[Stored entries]
++++++

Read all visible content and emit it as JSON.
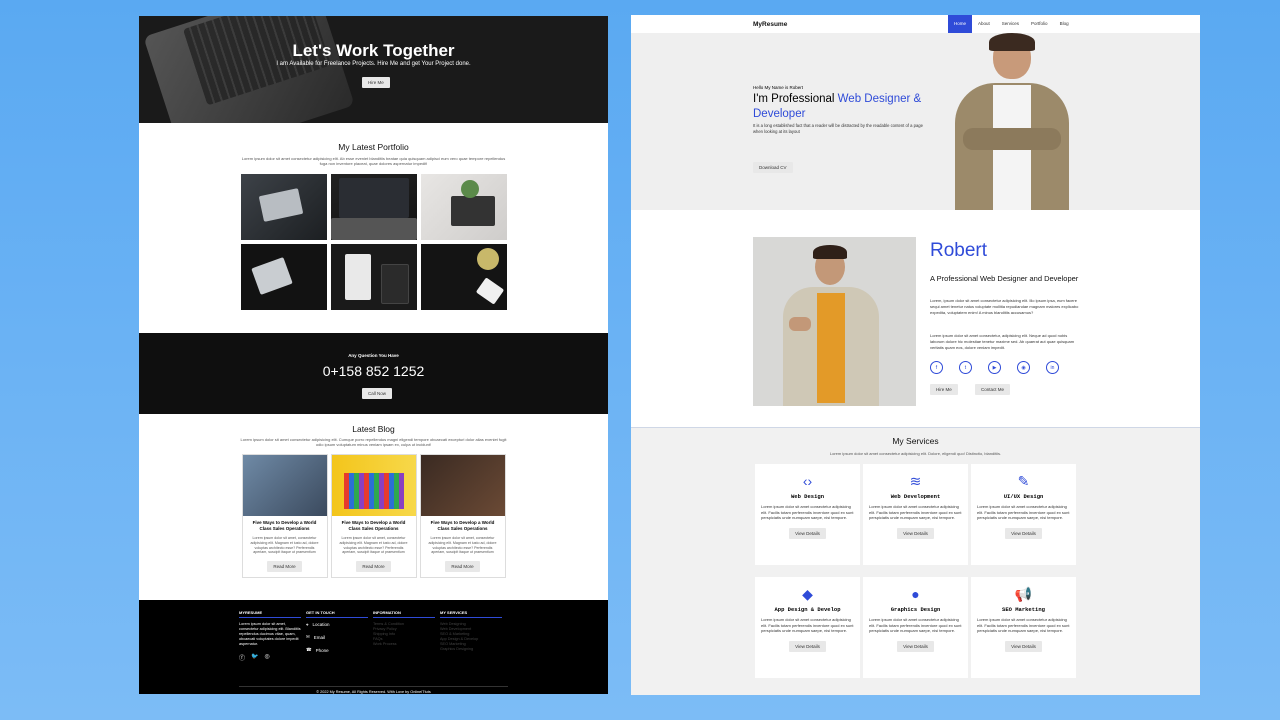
{
  "left": {
    "hero": {
      "title": "Let's Work Together",
      "subtitle": "I am Available for Freelance Projects. Hire Me and get Your Project done.",
      "button": "Hire Me"
    },
    "portfolio": {
      "title": "My Latest Portfolio",
      "text": "Lorem ipsum dolor sit amet consectetur adipisicing elit. Ab esse eveniet blanditiis beatae quia quisquam adipisci eum vero quae tempore repellendus fuga non inventore placeat, quae dolores aspernatur impedit!"
    },
    "cta": {
      "question": "Any Question You Have",
      "phone": "0+158 852 1252",
      "button": "Call Now"
    },
    "blog": {
      "title": "Latest Blog",
      "text": "Lorem ipsum dolor sit amet consectetur adipisicing elit. Cumque porro repellendus magni eligendi tempore obcaecati excepturi dolor alias eveniet fugit odio ipsum voluptatum minus veniam ipsam ex, culpa ut incidunt!",
      "cards": [
        {
          "title": "Five Ways to Develop a World Class Sales Operations",
          "text": "Lorem ipsum dolor sit amet, consectetur adipisicing elit. Magnam et iusto ad, dolore voluptas architecto esse? Perferendis aperiam, suscipit itaque ut praesentium",
          "button": "Read More"
        },
        {
          "title": "Five Ways to Develop a World Class Sales Operations",
          "text": "Lorem ipsum dolor sit amet, consectetur adipisicing elit. Magnam et iusto ad, dolore voluptas architecto esse? Perferendis aperiam, suscipit itaque ut praesentium",
          "button": "Read More"
        },
        {
          "title": "Five Ways to Develop a World Class Sales Operations",
          "text": "Lorem ipsum dolor sit amet, consectetur adipisicing elit. Magnam et iusto ad, dolore voluptas architecto esse? Perferendis aperiam, suscipit itaque ut praesentium",
          "button": "Read More"
        }
      ]
    },
    "footer": {
      "about_title": "MYRESUME",
      "about_text": "Lorem ipsum dolor sit amet, consectetur adipisicing elit. Blanditiis repellendus ducimus vitae, quam, obcaecati voluptates dolore impedit aspernatur.",
      "contact_title": "GET IN TOUCH",
      "contact": [
        "Location",
        "Email",
        "Phone"
      ],
      "info_title": "INFORMATION",
      "info": [
        "Terms & Condition",
        "Privacy Policy",
        "Shipping Info",
        "FAQs",
        "Work Process"
      ],
      "services_title": "MY SERVICES",
      "services": [
        "Web Designing",
        "Web Development",
        "SEO & Marketing",
        "App Design & Develop",
        "SEO Marketing",
        "Graphics Designing"
      ],
      "copyright": "© 2022 My Resume, All Rights Reserved. With Love by OnlineITtuts"
    }
  },
  "right": {
    "nav": {
      "brand": "MyResume",
      "items": [
        "Home",
        "About",
        "Services",
        "Portfolio",
        "Blog"
      ]
    },
    "hero": {
      "hello": "Hello My Name is Robert",
      "title_a": "I'm Professional ",
      "title_b": "Web Designer & Developer",
      "desc": "It is a long established fact that a reader will be distracted by the readable content of a page when looking at its layout",
      "button": "Download CV"
    },
    "about": {
      "name": "Robert",
      "role": "A Professional Web Designer and Developer",
      "p1": "Lorem, ipsum dolor sit amet consectetur adipisicing elit. Illo ipsum ipsa, eum facere sequi amet tenetur natus voluptate mollitia repudiandae magnam maiores explicabo expedita, voluptatem enim! A minus blanditiis accusamus?",
      "p2": "Lorem ipsum dolor sit amet consectetur, adipisicing elit. Neque ad quod nobis laborum dolore hic molestiae tenetur maxime sed. Ab quaerat aut quae quisquam veritatis quam eos, dolore veniam impedit.",
      "hire": "Hire Me",
      "contact": "Contact Me"
    },
    "services": {
      "title": "My Services",
      "text": "Lorem ipsum dolor sit amet consectetur adipisicing elit. Dolore, eligendi quo! Distinctio, blanditiis.",
      "cards": [
        {
          "icon": "code-icon",
          "glyph": "‹›",
          "title": "Web Design",
          "text": "Lorem ipsum dolor sit amet consectetur adipisicing elit. Facilis totam perferendis inventore quod ex sunt perspiciatis unde numquam saepe, nisi tempore.",
          "button": "View Details"
        },
        {
          "icon": "layers-icon",
          "glyph": "≋",
          "title": "Web Development",
          "text": "Lorem ipsum dolor sit amet consectetur adipisicing elit. Facilis totam perferendis inventore quod ex sunt perspiciatis unde numquam saepe, nisi tempore.",
          "button": "View Details"
        },
        {
          "icon": "pen-icon",
          "glyph": "✎",
          "title": "UI/UX Design",
          "text": "Lorem ipsum dolor sit amet consectetur adipisicing elit. Facilis totam perferendis inventore quod ex sunt perspiciatis unde numquam saepe, nisi tempore.",
          "button": "View Details"
        },
        {
          "icon": "diamond-icon",
          "glyph": "◆",
          "title": "App Design & Develop",
          "text": "Lorem ipsum dolor sit amet consectetur adipisicing elit. Facilis totam perferendis inventore quod ex sunt perspiciatis unde numquam saepe, nisi tempore.",
          "button": "View Details"
        },
        {
          "icon": "palette-icon",
          "glyph": "●",
          "title": "Graphics Design",
          "text": "Lorem ipsum dolor sit amet consectetur adipisicing elit. Facilis totam perferendis inventore quod ex sunt perspiciatis unde numquam saepe, nisi tempore.",
          "button": "View Details"
        },
        {
          "icon": "megaphone-icon",
          "glyph": "📢",
          "title": "SEO Marketing",
          "text": "Lorem ipsum dolor sit amet consectetur adipisicing elit. Facilis totam perferendis inventore quod ex sunt perspiciatis unde numquam saepe, nisi tempore.",
          "button": "View Details"
        }
      ]
    }
  },
  "colors": {
    "accent": "#2f4bd8",
    "dark": "#0f0f0f",
    "background": "#6bb3f4"
  }
}
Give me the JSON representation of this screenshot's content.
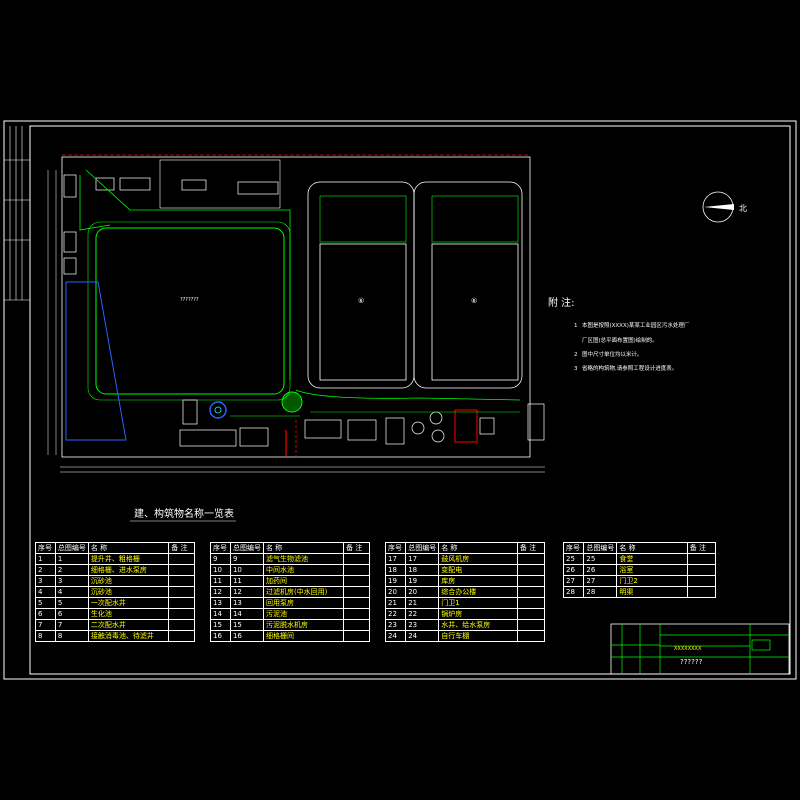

++++++

Without the pictures, reproduce every line of the records above exactly.

Read all visible content and emit it as JSON.
{
  "left": {
    "hero": {
      "title": "Let's Work Together",
      "subtitle": "I am Available for Freelance Projects. Hire Me and get Your Project done.",
      "button": "Hire Me"
    },
    "portfolio": {
      "title": "My Latest Portfolio",
      "text": "Lorem ipsum dolor sit amet consectetur adipisicing elit. Ab esse eveniet blanditiis beatae quia quisquam adipisci eum vero quae tempore repellendus fuga non inventore placeat, quae dolores aspernatur impedit!"
    },
    "cta": {
      "question": "Any Question You Have",
      "phone": "0+158 852 1252",
      "button": "Call Now"
    },
    "blog": {
      "title": "Latest Blog",
      "text": "Lorem ipsum dolor sit amet consectetur adipisicing elit. Cumque porro repellendus magni eligendi tempore obcaecati excepturi dolor alias eveniet fugit odio ipsum voluptatum minus veniam ipsam ex, culpa ut incidunt!",
      "cards": [
        {
          "title": "Five Ways to Develop a World Class Sales Operations",
          "text": "Lorem ipsum dolor sit amet, consectetur adipisicing elit. Magnam et iusto ad, dolore voluptas architecto esse? Perferendis aperiam, suscipit itaque ut praesentium",
          "button": "Read More"
        },
        {
          "title": "Five Ways to Develop a World Class Sales Operations",
          "text": "Lorem ipsum dolor sit amet, consectetur adipisicing elit. Magnam et iusto ad, dolore voluptas architecto esse? Perferendis aperiam, suscipit itaque ut praesentium",
          "button": "Read More"
        },
        {
          "title": "Five Ways to Develop a World Class Sales Operations",
          "text": "Lorem ipsum dolor sit amet, consectetur adipisicing elit. Magnam et iusto ad, dolore voluptas architecto esse? Perferendis aperiam, suscipit itaque ut praesentium",
          "button": "Read More"
        }
      ]
    },
    "footer": {
      "about_title": "MYRESUME",
      "about_text": "Lorem ipsum dolor sit amet, consectetur adipisicing elit. Blanditiis repellendus ducimus vitae, quam, obcaecati voluptates dolore impedit aspernatur.",
      "contact_title": "GET IN TOUCH",
      "contact": [
        "Location",
        "Email",
        "Phone"
      ],
      "info_title": "INFORMATION",
      "info": [
        "Terms & Condition",
        "Privacy Policy",
        "Shipping Info",
        "FAQs",
        "Work Process"
      ],
      "services_title": "MY SERVICES",
      "services": [
        "Web Designing",
        "Web Development",
        "SEO & Marketing",
        "App Design & Develop",
        "SEO Marketing",
        "Graphics Designing"
      ],
      "copyright": "© 2022 My Resume, All Rights Reserved. With Love by OnlineITtuts"
    }
  },
  "right": {
    "nav": {
      "brand": "MyResume",
      "items": [
        "Home",
        "About",
        "Services",
        "Portfolio",
        "Blog"
      ]
    },
    "hero": {
      "hello": "Hello My Name is Robert",
      "title_a": "I'm Professional ",
      "title_b": "Web Designer & Developer",
      "desc": "It is a long established fact that a reader will be distracted by the readable content of a page when looking at its layout",
      "button": "Download CV"
    },
    "about": {
      "name": "Robert",
      "role": "A Professional Web Designer and Developer",
      "p1": "Lorem, ipsum dolor sit amet consectetur adipisicing elit. Illo ipsum ipsa, eum facere sequi amet tenetur natus voluptate mollitia repudiandae magnam maiores explicabo expedita, voluptatem enim! A minus blanditiis accusamus?",
      "p2": "Lorem ipsum dolor sit amet consectetur, adipisicing elit. Neque ad quod nobis laborum dolore hic molestiae tenetur maxime sed. Ab quaerat aut quae quisquam veritatis quam eos, dolore veniam impedit.",
      "hire": "Hire Me",
      "contact": "Contact Me"
    },
    "services": {
      "title": "My Services",
      "text": "Lorem ipsum dolor sit amet consectetur adipisicing elit. Dolore, eligendi quo! Distinctio, blanditiis.",
      "cards": [
        {
          "icon": "code-icon",
          "glyph": "‹›",
          "title": "Web Design",
          "text": "Lorem ipsum dolor sit amet consectetur adipisicing elit. Facilis totam perferendis inventore quod ex sunt perspiciatis unde numquam saepe, nisi tempore.",
          "button": "View Details"
        },
        {
          "icon": "layers-icon",
          "glyph": "≋",
          "title": "Web Development",
          "text": "Lorem ipsum dolor sit amet consectetur adipisicing elit. Facilis totam perferendis inventore quod ex sunt perspiciatis unde numquam saepe, nisi tempore.",
          "button": "View Details"
        },
        {
          "icon": "pen-icon",
          "glyph": "✎",
          "title": "UI/UX Design",
          "text": "Lorem ipsum dolor sit amet consectetur adipisicing elit. Facilis totam perferendis inventore quod ex sunt perspiciatis unde numquam saepe, nisi tempore.",
          "button": "View Details"
        },
        {
          "icon": "diamond-icon",
          "glyph": "◆",
          "title": "App Design & Develop",
          "text": "Lorem ipsum dolor sit amet consectetur adipisicing elit. Facilis totam perferendis inventore quod ex sunt perspiciatis unde numquam saepe, nisi tempore.",
          "button": "View Details"
        },
        {
          "icon": "palette-icon",
          "glyph": "●",
          "title": "Graphics Design",
          "text": "Lorem ipsum dolor sit amet consectetur adipisicing elit. Facilis totam perferendis inventore quod ex sunt perspiciatis unde numquam saepe, nisi tempore.",
          "button": "View Details"
        },
        {
          "icon": "megaphone-icon",
          "glyph": "📢",
          "title": "SEO Marketing",
          "text": "Lorem ipsum dolor sit amet consectetur adipisicing elit. Facilis totam perferendis inventore quod ex sunt perspiciatis unde numquam saepe, nisi tempore.",
          "button": "View Details"
        }
      ]
    }
  },
  "colors": {
    "accent": "#2f4bd8",
    "dark": "#0f0f0f",
    "background": "#6bb3f4"
  }
}
Give me the JSON representation of this screenshot's content.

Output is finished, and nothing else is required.